> _Set problem_: Write out the material exactly. Do not include the pictures.

> _Entries shown_:
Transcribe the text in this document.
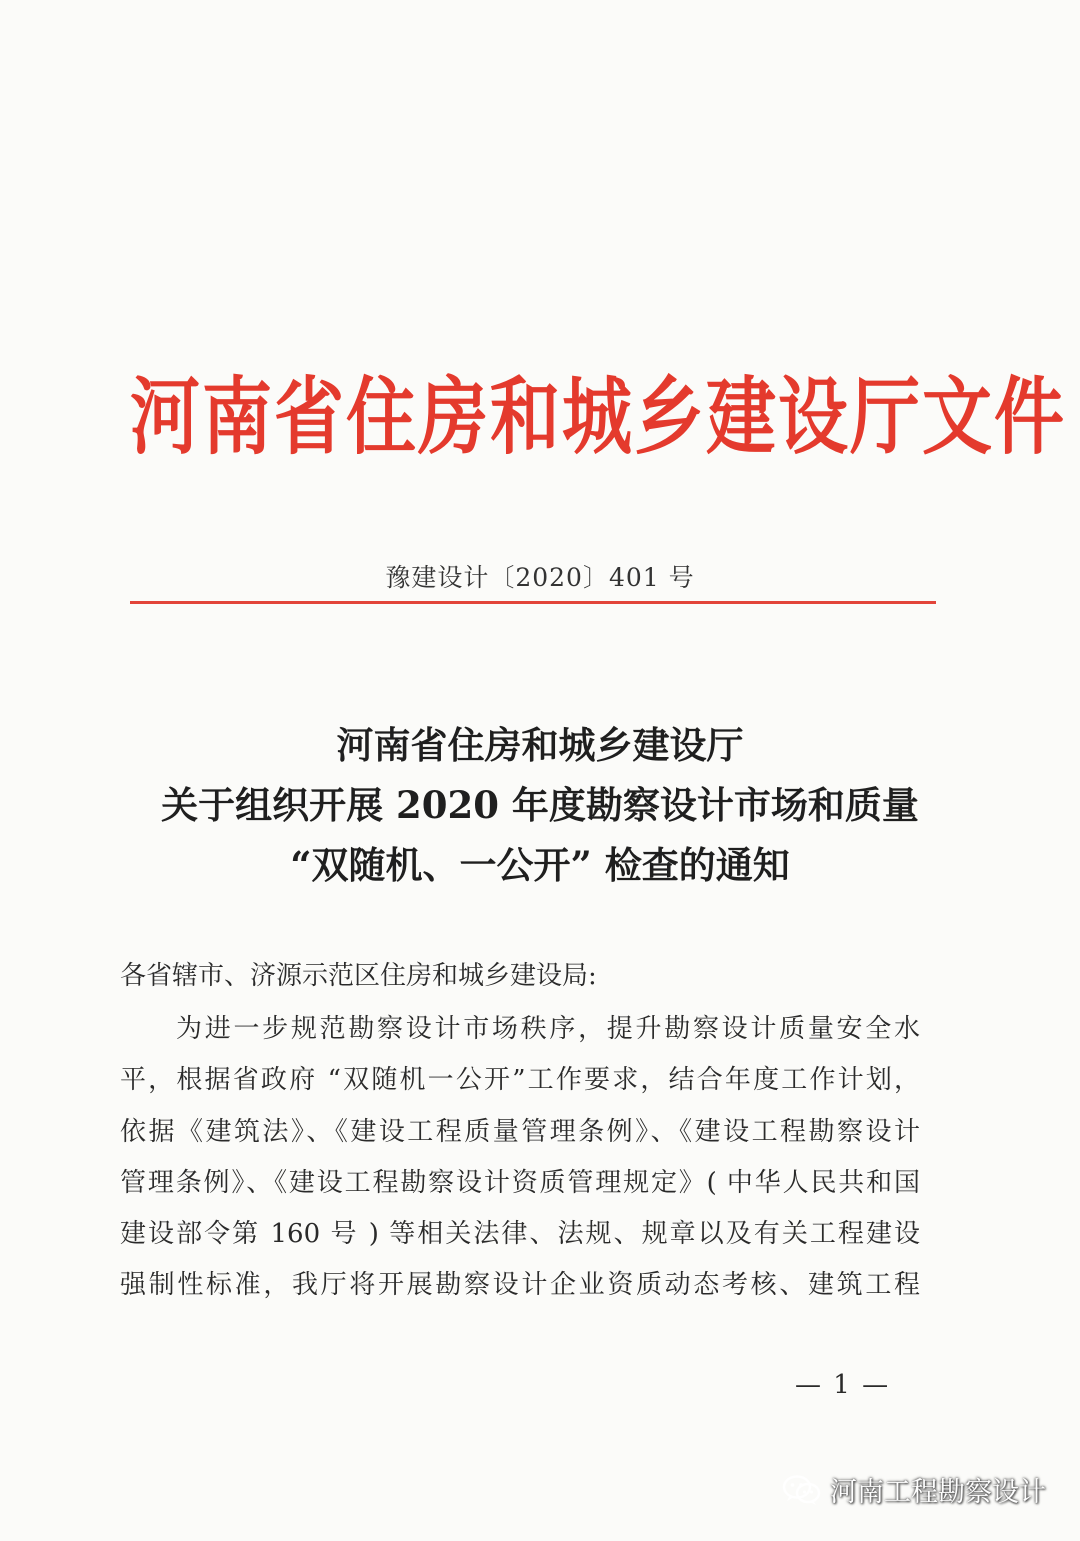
河南省住房和城乡建设厅文件
豫建设计〔2020〕401 号
河南省住房和城乡建设厅
关于组织开展 2020 年度勘察设计市场和质量
“双随机、一公开” 检查的通知
各省辖市、济源示范区住房和城乡建设局:
为进一步规范勘察设计市场秩序，提升勘察设计质量安全水
平，根据省政府 “双随机一公开”工作要求，结合年度工作计划，
依据《建筑法》、《建设工程质量管理条例》、《建设工程勘察设计
管理条例》、《建设工程勘察设计资质管理规定》( 中华人民共和国
建设部令第 160 号 ) 等相关法律、法规、规章以及有关工程建设
强制性标准，我厅将开展勘察设计企业资质动态考核、建筑工程
— 1 —
河南工程勘察设计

> _Exercise response_:
Transcribe the text in this document.
河南省住房和城乡建设厅文件
豫建设计〔2020〕401 号
河南省住房和城乡建设厅
关于组织开展 2020 年度勘察设计市场和质量
“双随机、一公开” 检查的通知
各省辖市、济源示范区住房和城乡建设局:
为进一步规范勘察设计市场秩序，提升勘察设计质量安全水
平，根据省政府 “双随机一公开”工作要求，结合年度工作计划，
依据《建筑法》、《建设工程质量管理条例》、《建设工程勘察设计
管理条例》、《建设工程勘察设计资质管理规定》( 中华人民共和国
建设部令第 160 号 ) 等相关法律、法规、规章以及有关工程建设
强制性标准，我厅将开展勘察设计企业资质动态考核、建筑工程
— 1 —
河南工程勘察设计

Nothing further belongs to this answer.